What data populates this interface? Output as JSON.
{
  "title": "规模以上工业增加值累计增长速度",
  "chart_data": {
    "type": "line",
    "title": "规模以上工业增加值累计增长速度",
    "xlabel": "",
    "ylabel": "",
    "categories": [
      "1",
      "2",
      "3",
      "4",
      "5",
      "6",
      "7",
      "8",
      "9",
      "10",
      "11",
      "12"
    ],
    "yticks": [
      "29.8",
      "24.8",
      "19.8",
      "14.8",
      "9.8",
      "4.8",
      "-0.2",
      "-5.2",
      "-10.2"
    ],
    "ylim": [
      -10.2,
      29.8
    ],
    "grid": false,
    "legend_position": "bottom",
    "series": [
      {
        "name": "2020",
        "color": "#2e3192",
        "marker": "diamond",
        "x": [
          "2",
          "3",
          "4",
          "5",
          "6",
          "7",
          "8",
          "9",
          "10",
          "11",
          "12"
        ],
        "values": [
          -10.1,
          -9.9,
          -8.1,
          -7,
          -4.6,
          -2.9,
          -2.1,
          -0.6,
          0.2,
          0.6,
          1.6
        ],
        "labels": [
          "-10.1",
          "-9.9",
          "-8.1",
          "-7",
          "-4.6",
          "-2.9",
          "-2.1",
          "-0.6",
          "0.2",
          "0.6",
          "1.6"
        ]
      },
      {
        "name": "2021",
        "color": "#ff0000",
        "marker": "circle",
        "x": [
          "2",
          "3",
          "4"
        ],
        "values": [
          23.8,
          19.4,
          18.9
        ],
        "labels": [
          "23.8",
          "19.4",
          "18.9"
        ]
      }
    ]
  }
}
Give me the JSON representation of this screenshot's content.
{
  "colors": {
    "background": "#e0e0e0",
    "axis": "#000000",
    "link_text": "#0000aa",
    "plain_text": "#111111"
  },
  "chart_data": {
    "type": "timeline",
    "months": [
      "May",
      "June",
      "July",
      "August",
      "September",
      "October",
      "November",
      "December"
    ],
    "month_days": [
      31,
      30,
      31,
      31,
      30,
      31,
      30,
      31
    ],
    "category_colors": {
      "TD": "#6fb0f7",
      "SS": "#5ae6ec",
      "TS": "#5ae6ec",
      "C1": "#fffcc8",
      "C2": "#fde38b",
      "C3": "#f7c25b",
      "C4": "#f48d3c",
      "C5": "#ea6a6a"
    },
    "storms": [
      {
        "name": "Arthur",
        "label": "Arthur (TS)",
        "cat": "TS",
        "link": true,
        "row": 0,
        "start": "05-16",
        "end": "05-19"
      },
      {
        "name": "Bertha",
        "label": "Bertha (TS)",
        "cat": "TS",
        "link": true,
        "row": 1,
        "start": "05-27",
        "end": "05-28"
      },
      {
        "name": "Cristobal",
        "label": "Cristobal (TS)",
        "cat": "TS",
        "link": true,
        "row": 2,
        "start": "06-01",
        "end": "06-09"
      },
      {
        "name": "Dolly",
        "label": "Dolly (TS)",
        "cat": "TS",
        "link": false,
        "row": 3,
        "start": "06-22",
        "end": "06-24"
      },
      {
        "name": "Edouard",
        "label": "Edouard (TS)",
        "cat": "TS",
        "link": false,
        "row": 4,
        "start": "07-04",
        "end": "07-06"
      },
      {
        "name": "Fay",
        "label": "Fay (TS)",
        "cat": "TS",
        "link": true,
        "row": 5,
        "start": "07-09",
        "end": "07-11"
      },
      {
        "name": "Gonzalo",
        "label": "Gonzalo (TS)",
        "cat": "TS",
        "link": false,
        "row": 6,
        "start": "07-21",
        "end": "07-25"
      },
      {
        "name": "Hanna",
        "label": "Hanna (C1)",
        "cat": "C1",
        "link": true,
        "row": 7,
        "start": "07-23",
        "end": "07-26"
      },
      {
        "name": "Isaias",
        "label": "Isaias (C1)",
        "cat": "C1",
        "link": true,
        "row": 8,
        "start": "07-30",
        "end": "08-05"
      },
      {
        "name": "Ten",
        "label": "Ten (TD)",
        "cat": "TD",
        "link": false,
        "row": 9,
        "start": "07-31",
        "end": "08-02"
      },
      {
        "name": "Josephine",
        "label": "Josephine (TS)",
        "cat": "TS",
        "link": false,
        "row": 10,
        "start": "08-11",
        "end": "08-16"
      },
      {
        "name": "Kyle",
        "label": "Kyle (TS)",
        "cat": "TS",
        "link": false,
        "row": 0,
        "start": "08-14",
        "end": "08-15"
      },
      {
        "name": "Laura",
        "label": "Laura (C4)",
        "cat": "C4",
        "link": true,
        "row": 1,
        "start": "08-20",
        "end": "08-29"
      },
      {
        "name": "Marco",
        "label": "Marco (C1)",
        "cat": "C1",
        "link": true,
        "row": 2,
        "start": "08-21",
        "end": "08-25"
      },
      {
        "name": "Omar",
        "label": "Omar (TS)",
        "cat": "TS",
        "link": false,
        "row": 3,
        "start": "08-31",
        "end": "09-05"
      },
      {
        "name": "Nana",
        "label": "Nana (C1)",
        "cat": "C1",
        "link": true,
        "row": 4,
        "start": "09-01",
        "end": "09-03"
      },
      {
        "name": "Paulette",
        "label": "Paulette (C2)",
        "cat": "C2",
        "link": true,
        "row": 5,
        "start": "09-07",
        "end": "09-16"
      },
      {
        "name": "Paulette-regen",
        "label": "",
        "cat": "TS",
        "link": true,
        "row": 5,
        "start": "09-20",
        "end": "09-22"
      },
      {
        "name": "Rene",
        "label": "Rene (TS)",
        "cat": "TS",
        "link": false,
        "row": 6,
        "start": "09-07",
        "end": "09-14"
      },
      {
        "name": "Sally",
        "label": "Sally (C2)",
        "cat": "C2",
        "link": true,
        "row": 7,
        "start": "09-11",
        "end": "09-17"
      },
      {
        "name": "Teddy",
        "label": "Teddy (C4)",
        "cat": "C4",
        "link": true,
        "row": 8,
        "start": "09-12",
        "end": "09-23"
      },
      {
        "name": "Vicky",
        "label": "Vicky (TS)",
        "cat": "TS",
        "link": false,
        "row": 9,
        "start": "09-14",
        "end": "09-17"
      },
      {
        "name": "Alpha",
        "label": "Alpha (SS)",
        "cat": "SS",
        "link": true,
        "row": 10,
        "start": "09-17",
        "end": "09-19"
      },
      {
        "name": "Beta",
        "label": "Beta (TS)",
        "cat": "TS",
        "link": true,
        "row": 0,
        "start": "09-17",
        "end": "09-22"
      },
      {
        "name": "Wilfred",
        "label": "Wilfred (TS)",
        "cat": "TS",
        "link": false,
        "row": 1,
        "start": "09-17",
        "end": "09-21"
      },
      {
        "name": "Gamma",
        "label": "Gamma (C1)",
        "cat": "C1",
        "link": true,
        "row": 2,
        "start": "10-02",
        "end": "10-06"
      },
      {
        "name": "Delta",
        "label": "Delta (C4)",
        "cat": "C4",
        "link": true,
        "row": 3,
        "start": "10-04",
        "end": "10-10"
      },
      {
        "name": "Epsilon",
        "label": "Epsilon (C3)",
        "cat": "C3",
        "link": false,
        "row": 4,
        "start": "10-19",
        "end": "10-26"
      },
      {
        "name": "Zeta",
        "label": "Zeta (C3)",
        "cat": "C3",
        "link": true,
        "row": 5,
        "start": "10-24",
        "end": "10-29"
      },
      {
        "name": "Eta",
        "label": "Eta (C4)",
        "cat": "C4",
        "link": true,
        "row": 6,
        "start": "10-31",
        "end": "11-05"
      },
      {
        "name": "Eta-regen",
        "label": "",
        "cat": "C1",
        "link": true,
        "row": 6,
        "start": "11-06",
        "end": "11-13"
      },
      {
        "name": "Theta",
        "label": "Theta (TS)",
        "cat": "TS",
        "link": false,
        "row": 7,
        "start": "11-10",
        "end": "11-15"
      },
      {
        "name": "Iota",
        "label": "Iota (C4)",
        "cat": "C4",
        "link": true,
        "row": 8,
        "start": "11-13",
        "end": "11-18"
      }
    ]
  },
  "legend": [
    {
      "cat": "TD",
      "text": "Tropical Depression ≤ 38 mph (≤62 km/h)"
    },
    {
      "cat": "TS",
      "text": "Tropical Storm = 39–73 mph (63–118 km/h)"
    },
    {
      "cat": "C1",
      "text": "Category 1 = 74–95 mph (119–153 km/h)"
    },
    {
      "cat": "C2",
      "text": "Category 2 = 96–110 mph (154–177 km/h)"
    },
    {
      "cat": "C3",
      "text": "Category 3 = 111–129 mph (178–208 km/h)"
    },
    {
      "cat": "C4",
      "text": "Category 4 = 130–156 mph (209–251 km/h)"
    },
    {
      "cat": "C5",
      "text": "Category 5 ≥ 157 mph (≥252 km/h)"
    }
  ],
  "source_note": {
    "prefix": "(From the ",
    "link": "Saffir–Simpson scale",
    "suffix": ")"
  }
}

###

_SHORT PROBLEM_
Say how many lines in the entries contain the string "this", and say nothing else.

_WRITTEN SOLUTION_
2